Goal: State how many lines contain "JSON", and write nothing except that count.

::: Source material

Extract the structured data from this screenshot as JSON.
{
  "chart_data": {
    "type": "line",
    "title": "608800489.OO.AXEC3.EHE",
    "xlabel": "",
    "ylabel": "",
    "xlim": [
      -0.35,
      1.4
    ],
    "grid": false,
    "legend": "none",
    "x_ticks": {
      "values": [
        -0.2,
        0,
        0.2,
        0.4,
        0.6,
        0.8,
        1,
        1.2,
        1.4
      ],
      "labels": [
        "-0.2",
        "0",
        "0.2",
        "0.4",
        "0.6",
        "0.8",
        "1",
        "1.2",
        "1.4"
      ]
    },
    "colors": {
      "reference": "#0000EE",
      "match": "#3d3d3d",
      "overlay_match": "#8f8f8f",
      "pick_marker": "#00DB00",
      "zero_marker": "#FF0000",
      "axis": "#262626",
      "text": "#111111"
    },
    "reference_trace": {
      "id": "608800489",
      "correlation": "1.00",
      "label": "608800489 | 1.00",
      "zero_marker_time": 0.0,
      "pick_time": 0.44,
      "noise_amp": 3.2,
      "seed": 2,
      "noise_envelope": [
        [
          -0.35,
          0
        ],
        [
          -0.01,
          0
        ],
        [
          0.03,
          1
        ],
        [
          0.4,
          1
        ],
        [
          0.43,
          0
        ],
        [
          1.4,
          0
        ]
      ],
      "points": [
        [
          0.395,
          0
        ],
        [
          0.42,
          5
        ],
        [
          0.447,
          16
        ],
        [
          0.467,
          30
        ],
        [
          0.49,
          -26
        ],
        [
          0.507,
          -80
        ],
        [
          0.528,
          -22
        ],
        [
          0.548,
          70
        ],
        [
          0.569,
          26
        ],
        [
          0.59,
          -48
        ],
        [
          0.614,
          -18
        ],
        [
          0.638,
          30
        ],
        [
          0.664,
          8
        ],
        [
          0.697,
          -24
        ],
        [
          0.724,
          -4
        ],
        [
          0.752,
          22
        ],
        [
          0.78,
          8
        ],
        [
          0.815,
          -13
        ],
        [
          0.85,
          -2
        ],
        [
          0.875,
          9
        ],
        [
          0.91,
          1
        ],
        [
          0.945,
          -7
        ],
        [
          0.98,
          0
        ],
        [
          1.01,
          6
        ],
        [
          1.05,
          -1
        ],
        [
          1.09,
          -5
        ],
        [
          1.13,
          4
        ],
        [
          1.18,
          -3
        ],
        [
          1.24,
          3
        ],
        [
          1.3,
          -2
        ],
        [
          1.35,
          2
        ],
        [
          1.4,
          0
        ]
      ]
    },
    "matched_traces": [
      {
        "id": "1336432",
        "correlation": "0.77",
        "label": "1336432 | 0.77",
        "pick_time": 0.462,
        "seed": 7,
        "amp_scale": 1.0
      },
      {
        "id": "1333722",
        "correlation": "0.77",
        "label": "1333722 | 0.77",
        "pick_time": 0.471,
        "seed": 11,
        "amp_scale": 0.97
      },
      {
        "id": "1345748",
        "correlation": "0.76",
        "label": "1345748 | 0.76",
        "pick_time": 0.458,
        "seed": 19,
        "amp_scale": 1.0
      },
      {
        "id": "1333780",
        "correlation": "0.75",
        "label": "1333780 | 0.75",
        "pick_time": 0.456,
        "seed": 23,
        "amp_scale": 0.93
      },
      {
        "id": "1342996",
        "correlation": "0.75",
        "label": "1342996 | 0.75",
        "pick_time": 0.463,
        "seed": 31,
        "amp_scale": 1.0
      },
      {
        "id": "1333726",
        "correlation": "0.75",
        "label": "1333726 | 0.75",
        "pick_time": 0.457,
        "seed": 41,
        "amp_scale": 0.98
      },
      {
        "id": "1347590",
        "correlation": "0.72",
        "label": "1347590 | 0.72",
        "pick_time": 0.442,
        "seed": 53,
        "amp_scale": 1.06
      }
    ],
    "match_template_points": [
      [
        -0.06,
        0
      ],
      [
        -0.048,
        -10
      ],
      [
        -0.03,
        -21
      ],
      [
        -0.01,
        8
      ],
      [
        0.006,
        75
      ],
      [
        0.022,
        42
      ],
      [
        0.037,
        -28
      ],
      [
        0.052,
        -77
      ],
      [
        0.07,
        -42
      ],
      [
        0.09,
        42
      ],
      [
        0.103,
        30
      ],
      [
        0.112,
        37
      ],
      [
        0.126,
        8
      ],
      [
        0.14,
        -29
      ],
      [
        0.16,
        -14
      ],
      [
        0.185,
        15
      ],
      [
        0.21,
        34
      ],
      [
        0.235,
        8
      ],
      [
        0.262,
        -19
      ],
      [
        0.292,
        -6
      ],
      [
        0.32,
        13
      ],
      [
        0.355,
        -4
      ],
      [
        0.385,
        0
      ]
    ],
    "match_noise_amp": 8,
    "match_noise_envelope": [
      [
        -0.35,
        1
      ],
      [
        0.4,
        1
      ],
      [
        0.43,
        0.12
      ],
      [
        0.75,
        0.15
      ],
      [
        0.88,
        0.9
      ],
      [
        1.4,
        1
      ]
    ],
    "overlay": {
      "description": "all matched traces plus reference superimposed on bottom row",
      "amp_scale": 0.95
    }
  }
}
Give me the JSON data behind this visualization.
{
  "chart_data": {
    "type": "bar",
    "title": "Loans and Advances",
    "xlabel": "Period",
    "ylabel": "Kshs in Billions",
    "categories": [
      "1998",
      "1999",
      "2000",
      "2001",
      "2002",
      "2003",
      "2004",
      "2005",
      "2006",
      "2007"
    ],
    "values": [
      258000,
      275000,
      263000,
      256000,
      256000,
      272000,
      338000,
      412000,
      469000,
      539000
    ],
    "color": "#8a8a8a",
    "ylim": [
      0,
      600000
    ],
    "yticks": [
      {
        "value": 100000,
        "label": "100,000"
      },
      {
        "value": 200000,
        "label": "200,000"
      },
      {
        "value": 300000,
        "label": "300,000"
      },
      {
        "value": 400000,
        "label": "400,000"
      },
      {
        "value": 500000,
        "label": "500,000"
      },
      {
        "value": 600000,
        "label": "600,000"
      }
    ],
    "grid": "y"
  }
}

::::::

Solution for this problem: 2